* Job *
Search the material below for the word "фартуков" and copy every line in which it occurs.
##### Extracted material
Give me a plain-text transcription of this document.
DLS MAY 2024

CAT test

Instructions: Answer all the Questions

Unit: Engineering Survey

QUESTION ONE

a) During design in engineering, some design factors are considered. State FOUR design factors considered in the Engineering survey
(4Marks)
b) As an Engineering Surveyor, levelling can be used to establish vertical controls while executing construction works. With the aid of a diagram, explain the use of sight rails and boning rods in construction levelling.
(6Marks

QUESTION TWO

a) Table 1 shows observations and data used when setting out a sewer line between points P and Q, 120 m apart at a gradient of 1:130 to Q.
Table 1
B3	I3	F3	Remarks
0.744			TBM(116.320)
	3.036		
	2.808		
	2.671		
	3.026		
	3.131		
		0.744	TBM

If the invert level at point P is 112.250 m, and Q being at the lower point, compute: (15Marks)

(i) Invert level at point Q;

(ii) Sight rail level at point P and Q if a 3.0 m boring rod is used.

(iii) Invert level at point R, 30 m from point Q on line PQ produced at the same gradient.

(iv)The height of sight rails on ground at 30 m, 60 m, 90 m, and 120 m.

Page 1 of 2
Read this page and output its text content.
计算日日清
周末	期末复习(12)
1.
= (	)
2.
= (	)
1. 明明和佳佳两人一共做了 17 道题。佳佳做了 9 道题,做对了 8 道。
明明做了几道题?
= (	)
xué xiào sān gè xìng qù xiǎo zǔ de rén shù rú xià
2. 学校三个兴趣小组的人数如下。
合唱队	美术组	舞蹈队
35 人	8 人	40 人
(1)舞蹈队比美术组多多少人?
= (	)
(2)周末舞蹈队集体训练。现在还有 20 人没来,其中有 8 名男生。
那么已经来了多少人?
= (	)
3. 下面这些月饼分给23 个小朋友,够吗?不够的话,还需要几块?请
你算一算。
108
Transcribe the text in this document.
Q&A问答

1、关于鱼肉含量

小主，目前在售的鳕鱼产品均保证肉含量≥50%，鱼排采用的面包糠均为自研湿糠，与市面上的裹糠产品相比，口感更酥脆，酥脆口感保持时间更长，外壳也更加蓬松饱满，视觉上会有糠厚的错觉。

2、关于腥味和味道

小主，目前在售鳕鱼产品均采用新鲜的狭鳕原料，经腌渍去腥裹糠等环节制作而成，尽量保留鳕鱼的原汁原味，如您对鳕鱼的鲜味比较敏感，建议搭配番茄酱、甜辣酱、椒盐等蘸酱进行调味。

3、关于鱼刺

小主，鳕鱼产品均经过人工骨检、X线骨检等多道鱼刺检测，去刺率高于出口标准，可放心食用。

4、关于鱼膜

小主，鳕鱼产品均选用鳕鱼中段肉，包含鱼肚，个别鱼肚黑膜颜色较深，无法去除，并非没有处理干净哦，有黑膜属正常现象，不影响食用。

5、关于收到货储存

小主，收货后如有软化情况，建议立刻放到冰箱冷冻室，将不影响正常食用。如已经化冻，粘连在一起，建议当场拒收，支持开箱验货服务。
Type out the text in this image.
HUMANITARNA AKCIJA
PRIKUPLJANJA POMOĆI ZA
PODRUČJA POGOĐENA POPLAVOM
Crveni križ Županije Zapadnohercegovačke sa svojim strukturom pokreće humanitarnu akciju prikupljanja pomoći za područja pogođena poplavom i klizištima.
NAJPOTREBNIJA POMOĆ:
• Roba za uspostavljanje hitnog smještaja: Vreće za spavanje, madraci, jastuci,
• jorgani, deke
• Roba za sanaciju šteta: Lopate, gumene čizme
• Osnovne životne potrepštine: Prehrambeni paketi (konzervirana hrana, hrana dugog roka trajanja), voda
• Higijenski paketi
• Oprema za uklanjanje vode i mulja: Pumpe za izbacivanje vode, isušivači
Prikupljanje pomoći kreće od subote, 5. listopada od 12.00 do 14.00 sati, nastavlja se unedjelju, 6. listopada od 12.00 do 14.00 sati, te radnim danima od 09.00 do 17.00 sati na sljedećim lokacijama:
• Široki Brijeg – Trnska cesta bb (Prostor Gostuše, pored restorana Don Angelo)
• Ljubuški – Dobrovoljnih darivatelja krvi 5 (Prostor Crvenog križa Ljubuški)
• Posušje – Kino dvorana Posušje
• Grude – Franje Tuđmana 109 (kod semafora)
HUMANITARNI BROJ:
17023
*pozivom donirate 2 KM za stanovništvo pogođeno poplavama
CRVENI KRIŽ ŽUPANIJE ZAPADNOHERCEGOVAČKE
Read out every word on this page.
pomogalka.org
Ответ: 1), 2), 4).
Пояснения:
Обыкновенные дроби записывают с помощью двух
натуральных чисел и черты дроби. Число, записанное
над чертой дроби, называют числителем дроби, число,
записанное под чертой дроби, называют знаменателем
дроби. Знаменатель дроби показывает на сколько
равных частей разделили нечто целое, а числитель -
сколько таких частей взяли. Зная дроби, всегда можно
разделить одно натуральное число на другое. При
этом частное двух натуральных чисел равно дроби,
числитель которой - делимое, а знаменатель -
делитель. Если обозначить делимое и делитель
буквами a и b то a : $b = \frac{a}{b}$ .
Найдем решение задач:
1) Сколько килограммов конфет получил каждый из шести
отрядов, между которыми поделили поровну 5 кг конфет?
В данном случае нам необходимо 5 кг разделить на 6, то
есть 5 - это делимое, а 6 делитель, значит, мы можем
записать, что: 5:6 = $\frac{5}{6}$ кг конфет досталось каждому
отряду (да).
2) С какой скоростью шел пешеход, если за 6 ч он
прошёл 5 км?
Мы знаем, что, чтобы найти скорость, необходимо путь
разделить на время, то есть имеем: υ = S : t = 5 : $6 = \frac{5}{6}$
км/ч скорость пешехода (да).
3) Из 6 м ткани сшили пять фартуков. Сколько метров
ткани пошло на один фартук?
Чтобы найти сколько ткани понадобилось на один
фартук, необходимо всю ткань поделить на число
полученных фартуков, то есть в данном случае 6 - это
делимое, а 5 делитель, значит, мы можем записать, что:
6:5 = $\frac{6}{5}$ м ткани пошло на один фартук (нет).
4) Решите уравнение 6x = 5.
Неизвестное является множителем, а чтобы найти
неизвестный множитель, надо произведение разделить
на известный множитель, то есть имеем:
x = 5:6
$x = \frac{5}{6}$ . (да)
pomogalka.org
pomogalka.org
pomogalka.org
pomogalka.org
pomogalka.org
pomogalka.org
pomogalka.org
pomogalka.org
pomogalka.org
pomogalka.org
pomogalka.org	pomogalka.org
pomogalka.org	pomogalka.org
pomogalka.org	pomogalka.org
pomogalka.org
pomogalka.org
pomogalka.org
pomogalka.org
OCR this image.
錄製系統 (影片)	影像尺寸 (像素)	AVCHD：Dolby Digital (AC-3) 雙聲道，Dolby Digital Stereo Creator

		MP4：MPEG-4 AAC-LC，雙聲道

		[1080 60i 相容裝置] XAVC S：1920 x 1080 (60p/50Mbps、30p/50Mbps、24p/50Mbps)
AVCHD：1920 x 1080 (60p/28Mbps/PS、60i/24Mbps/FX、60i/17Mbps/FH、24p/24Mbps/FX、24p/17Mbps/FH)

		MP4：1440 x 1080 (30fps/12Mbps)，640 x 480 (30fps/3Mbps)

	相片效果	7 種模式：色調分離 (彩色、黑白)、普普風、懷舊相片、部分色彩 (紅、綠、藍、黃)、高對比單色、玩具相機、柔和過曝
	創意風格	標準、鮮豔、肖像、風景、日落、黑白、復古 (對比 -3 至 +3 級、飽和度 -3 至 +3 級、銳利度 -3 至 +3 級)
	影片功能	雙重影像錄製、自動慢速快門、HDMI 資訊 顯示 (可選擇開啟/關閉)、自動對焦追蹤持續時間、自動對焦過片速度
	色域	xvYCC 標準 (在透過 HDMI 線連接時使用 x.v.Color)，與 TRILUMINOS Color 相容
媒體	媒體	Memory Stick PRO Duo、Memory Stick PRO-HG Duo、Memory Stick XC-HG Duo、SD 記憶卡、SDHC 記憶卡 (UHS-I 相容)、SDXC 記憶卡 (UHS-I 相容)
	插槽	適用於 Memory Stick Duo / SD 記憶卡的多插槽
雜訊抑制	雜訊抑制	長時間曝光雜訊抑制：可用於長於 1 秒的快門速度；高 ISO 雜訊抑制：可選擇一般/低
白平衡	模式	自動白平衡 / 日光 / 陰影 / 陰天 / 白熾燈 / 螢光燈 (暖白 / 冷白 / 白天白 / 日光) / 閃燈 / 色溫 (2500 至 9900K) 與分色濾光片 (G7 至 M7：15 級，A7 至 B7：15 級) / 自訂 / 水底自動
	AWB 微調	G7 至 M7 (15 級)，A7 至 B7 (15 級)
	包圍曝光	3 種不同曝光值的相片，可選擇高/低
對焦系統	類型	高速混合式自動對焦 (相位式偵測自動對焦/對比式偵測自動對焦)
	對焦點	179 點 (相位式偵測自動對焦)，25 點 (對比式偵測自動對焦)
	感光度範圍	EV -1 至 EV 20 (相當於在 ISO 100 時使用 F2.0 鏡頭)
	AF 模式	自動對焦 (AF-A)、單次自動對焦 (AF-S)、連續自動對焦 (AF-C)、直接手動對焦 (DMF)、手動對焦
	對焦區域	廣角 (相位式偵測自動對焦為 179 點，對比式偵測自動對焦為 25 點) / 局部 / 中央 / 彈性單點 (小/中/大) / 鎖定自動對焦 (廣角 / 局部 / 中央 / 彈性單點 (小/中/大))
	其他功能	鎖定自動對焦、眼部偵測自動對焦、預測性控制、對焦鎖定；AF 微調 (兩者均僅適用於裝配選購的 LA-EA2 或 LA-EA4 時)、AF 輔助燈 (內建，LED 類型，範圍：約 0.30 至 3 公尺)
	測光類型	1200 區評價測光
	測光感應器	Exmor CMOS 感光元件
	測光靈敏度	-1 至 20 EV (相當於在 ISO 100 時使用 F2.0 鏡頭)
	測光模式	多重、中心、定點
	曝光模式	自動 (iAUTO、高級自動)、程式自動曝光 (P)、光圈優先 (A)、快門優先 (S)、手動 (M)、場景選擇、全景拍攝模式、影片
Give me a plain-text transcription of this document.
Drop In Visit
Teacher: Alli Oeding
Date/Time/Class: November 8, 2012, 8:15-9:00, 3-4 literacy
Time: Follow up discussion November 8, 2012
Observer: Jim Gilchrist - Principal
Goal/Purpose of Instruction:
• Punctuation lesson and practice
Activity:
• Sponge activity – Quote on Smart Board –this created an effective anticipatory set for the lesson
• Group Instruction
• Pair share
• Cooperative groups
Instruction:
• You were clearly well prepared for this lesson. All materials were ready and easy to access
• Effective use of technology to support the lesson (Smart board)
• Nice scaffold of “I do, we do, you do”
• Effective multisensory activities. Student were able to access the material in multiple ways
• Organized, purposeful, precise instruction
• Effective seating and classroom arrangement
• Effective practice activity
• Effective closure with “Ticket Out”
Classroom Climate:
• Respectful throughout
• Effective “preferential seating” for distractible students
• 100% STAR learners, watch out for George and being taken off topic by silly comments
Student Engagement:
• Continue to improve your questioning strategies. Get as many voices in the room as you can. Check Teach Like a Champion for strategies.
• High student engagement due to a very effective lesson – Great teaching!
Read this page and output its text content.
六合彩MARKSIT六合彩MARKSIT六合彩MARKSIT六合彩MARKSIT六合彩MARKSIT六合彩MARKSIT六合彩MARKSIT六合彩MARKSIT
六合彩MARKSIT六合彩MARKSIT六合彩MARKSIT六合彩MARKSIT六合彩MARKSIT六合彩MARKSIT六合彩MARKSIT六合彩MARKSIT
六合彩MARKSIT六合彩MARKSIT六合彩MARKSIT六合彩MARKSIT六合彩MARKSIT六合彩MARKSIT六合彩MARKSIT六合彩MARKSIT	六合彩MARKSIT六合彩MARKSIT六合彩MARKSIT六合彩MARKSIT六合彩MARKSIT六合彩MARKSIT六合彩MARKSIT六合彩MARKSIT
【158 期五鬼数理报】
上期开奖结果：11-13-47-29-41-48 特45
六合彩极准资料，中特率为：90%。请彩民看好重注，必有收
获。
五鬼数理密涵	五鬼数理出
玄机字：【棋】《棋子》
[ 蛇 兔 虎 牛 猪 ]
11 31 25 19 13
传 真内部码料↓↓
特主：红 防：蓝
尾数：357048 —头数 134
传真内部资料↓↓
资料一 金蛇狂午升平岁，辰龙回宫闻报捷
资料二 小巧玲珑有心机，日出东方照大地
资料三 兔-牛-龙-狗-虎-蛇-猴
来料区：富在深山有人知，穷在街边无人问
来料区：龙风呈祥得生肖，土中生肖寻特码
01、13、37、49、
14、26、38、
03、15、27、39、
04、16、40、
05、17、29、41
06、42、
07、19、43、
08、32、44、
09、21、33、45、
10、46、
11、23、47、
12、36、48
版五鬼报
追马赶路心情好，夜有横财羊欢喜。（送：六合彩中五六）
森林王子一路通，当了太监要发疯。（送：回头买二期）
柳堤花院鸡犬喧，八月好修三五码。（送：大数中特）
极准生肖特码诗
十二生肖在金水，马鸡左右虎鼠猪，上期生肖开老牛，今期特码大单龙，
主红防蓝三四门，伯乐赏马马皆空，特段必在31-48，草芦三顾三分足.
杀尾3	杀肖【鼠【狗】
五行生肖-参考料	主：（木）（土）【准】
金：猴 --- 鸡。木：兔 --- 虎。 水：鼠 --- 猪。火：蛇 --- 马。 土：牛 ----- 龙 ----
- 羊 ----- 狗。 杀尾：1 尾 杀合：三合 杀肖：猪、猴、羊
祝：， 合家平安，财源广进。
##########
* Solution to the exercise *
3) Из 6 м ткани сшили пять фартуков. Сколько метров
полученных фартуков, то есть в данном случае 6 - это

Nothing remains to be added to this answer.